> _Source excerpt_

______

I have a problem using spark 2.1.1 and hadoop 2.6 on Ambari. I tested my code on my local computer first (single node, local files) and everything works as expected:
from pyspark.sql import SparkSession
spark = SparkSession\
.builder\
.master('yarn')\
.appName('localTest')\
.getOrCreate()
data = spark.read.format('orc').load('mydata/*.orc')
data.select('colname').na.drop().describe(['colname']).show()
+-------+------------------+
|summary| colname |
+-------+------------------+
| count| 1688264|
| mean|17.963293650793652|
| stddev|5.9136724822401425|
| min| 0.5|
| max| 87.5|
+-------+------------------+
These values are toally plausible.
Now I uploaded my data to a hadoop cluster (ambari setup, yarn, 11 nodes) and pushed it into the hdfs using hadoop fs -put /home/username/mydata /mydata
Now I tested the same code which ended with the following table:
from pyspark.sql import SparkSession
spark = SparkSession\
.builder\
.master('yarn')\
.appName('localTest')\
.getOrCreate()
data = spark.read.format('orc').load('hdfs:///mydata/*.orc')
data.select('colname').na.drop().describe(['colname']).show()
+-------+------------------+
|summary| colname |
+-------+------------------+
| count| 2246009|
| mean|1525.5387403802445|
| stddev|16250.611372902456|
| min| -413050.0|
| max| 1.6385821E7|
+-------+------------------+
But another thing is confusing completly me -> if I change mydata/*.orc
to mydata/any_single_file.orc
and hdfs:///mydata/*.orc
to hdfs:///mydata/any_single_file.orc
both tables (cluster, local pc) are the same ...
Does anyone know more about this weird behaviour?
Thanks a lot!

______

> _Data section_
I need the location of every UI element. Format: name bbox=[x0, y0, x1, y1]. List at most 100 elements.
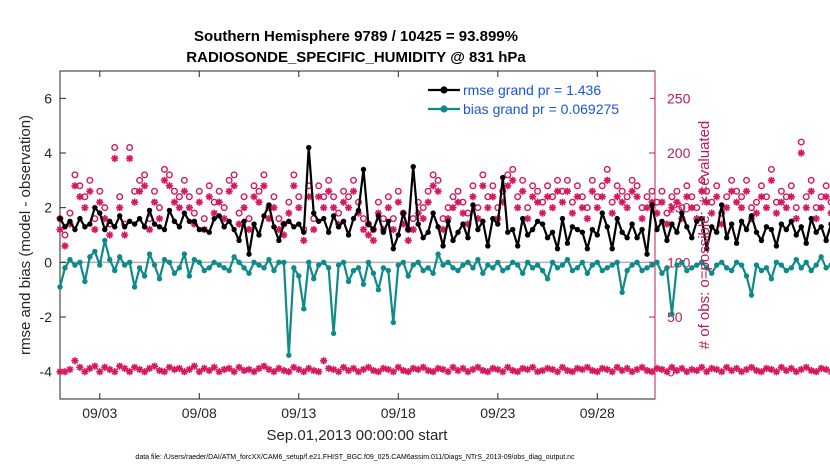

______

> _Problems to work on_
- 1) Translate this sentence from the Spark forum post into German: "I have a problem using spark 2.1.1 and hadoop 2.6 on Ambari."
- 2) Transcribe the Spark forum post from "data = spark.read.format('orc').load('mydata/*.orc')" to "are toally plausible.".
- 3) According to the Spark forum post, how many nodes does the Hadoop cluster have?
The data above is separate from the Spark forum post.

> _Results_
- 1) Ich habe ein Problem bei der Verwendung von Spark 2.1.1 und Hadoop 2.6 auf Ambari.

- 2)
data = spark.read.format('orc').load('mydata/*.orc')
data.select('colname').na.drop().describe(['colname']).show()
+-------+------------------+
|summary| colname |
+-------+------------------+
| count| 1688264|
| mean|17.963293650793652|
| stddev|5.9136724822401425|
| min| 0.5|
| max| 87.5|
+-------+------------------+
These values are toally plausible.

- 3) 11 nodes.